- _Given problem_
Make a verbatim copy of the entries below; pictures stay out.

- _Task data_
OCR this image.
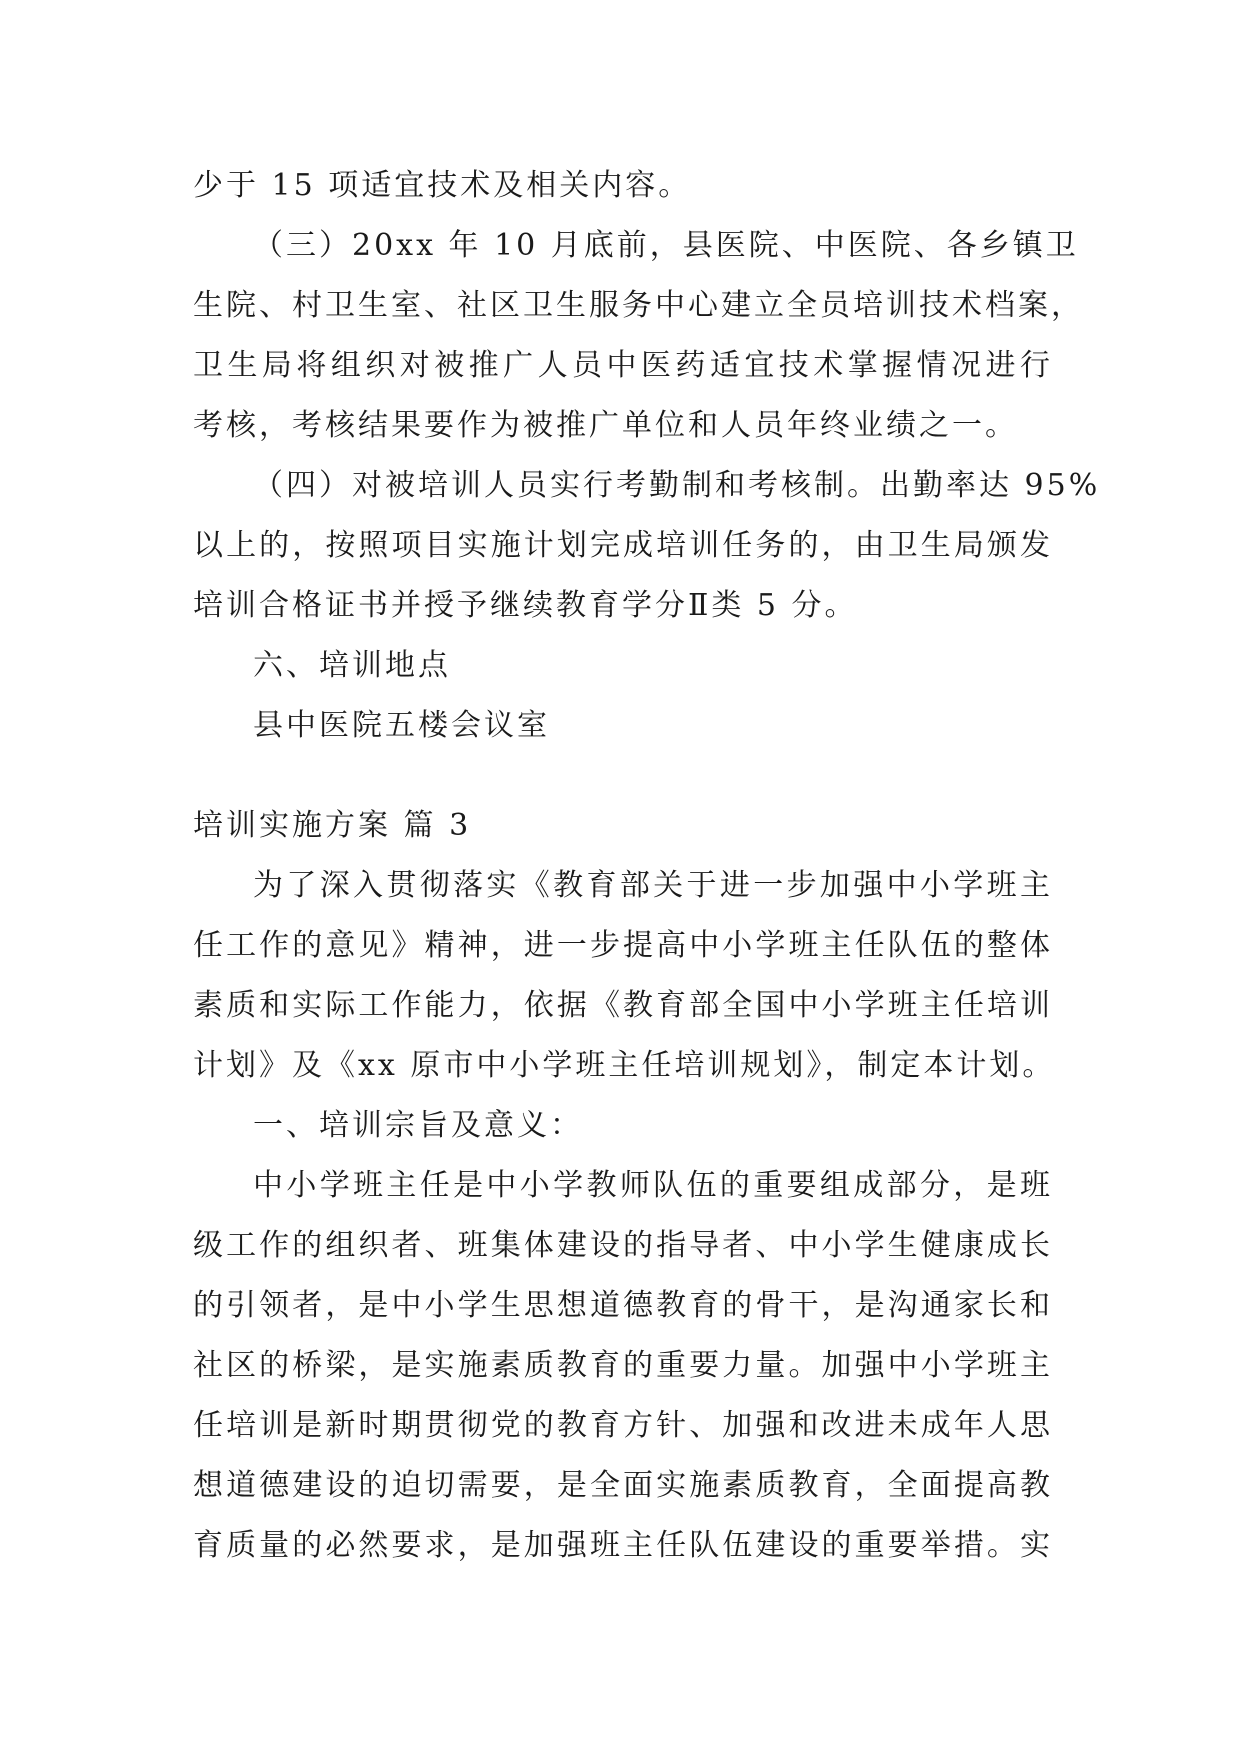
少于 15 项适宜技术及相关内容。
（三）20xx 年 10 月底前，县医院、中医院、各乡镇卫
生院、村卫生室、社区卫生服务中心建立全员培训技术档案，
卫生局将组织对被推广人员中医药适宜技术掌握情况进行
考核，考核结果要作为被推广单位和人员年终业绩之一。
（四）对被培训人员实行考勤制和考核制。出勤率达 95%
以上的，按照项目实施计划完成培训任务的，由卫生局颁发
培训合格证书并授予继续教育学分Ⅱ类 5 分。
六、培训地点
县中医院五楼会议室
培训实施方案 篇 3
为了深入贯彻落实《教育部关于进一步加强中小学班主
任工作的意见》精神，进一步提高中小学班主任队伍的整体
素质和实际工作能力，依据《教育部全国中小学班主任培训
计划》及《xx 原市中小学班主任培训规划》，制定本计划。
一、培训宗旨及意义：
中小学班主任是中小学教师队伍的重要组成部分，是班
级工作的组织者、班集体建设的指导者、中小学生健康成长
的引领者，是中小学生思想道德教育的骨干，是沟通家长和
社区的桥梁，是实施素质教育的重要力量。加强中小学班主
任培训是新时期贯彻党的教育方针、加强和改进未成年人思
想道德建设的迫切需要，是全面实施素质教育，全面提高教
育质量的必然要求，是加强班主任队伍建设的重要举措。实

- _Problem solution_
OCR this image.
少于 15 项适宜技术及相关内容。
（三）20xx 年 10 月底前，县医院、中医院、各乡镇卫
生院、村卫生室、社区卫生服务中心建立全员培训技术档案，
卫生局将组织对被推广人员中医药适宜技术掌握情况进行
考核，考核结果要作为被推广单位和人员年终业绩之一。
（四）对被培训人员实行考勤制和考核制。出勤率达 95%
以上的，按照项目实施计划完成培训任务的，由卫生局颁发
培训合格证书并授予继续教育学分Ⅱ类 5 分。
六、培训地点
县中医院五楼会议室
培训实施方案 篇 3
为了深入贯彻落实《教育部关于进一步加强中小学班主
任工作的意见》精神，进一步提高中小学班主任队伍的整体
素质和实际工作能力，依据《教育部全国中小学班主任培训
计划》及《xx 原市中小学班主任培训规划》，制定本计划。
一、培训宗旨及意义：
中小学班主任是中小学教师队伍的重要组成部分，是班
级工作的组织者、班集体建设的指导者、中小学生健康成长
的引领者，是中小学生思想道德教育的骨干，是沟通家长和
社区的桥梁，是实施素质教育的重要力量。加强中小学班主
任培训是新时期贯彻党的教育方针、加强和改进未成年人思
想道德建设的迫切需要，是全面实施素质教育，全面提高教
育质量的必然要求，是加强班主任队伍建设的重要举措。实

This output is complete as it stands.